» **Goal of the exercise**: Single out the lines of the material that contain "Autor" and copy them.

==== Stored data ====

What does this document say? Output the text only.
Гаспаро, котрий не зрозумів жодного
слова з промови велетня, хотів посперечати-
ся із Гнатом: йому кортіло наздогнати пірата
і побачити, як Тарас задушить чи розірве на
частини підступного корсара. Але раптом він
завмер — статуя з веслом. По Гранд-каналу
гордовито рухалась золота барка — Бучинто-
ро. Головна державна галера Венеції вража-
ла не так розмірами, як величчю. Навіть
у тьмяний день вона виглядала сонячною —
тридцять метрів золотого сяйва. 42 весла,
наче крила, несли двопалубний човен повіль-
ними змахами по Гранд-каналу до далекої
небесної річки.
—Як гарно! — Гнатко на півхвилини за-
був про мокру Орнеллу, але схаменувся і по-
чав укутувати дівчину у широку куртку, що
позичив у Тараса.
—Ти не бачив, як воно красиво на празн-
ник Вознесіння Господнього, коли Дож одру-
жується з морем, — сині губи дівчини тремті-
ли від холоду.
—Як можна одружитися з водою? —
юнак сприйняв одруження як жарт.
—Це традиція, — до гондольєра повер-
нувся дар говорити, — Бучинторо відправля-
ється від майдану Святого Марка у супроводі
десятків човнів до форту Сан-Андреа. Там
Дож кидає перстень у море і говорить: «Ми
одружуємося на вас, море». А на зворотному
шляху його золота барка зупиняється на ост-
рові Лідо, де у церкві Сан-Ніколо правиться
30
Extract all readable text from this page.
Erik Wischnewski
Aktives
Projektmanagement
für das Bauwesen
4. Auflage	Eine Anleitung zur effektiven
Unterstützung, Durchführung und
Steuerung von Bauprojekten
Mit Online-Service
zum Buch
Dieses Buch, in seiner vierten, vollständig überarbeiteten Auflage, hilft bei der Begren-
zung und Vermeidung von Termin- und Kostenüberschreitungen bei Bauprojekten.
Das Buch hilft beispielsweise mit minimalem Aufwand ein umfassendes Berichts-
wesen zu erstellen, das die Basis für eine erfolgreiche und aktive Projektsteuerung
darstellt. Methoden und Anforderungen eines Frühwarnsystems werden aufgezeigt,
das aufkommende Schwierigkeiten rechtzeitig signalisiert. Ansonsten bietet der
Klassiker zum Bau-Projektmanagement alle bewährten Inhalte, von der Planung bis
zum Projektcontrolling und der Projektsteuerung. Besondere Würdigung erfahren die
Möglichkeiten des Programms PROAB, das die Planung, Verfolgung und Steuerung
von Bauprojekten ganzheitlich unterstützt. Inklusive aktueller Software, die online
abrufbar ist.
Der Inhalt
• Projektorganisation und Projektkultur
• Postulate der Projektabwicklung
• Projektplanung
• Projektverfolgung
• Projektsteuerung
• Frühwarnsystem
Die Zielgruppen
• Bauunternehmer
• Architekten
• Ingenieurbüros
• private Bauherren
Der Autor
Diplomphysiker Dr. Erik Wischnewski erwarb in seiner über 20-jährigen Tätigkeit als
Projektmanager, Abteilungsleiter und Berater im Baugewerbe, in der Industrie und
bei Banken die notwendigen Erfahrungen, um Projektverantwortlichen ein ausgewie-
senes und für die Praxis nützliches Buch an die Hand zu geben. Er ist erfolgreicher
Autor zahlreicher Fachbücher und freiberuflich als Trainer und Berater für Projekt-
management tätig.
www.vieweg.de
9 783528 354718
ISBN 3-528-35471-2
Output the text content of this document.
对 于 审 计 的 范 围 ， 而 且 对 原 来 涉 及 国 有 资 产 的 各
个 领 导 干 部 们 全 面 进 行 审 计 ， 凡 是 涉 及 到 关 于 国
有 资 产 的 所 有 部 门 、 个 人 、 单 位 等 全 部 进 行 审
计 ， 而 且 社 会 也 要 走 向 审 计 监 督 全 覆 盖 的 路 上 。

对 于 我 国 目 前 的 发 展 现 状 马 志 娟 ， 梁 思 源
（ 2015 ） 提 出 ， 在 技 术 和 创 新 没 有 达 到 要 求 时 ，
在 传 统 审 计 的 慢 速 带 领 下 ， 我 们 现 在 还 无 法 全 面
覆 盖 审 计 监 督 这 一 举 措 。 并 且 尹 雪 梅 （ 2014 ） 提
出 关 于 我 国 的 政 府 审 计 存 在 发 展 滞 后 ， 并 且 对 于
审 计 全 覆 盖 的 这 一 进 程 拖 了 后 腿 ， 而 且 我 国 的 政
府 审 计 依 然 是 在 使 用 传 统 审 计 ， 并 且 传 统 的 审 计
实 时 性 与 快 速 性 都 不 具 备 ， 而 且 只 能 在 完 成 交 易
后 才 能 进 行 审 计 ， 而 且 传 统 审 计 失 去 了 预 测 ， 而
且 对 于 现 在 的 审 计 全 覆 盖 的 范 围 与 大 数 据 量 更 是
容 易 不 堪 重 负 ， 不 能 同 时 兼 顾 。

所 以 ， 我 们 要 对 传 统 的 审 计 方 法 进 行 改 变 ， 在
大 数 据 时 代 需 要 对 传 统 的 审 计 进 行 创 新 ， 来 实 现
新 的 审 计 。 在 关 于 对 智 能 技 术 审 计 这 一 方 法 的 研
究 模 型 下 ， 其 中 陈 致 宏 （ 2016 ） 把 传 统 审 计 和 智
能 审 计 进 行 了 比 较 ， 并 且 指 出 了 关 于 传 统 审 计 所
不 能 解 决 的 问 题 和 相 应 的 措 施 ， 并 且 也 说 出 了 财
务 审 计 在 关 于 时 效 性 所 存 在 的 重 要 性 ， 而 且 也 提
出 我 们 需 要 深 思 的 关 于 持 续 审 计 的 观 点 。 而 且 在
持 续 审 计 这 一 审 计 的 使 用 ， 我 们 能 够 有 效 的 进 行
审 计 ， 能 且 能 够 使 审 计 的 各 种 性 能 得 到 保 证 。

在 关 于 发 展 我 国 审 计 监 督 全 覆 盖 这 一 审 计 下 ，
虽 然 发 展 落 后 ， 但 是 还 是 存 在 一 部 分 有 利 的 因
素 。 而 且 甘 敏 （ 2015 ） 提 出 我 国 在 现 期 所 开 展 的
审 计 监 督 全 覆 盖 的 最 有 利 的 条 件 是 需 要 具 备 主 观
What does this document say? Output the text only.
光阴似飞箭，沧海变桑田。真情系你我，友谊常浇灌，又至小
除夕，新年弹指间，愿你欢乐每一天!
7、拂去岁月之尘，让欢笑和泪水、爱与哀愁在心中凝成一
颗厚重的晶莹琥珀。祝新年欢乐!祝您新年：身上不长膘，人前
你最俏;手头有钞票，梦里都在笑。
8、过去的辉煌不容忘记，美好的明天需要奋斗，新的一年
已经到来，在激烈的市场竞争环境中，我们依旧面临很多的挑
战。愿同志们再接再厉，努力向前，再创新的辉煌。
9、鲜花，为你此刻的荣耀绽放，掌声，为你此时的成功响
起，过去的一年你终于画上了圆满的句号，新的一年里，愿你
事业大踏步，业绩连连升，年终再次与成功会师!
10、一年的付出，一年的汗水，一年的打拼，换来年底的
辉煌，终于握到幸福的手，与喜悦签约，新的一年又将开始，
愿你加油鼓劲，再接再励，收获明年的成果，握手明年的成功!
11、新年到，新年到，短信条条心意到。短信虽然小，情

====

» **Finished task**:
Der Autor
Autor zahlreicher Fachbücher und freiberuflich als Trainer und Berater für Projekt-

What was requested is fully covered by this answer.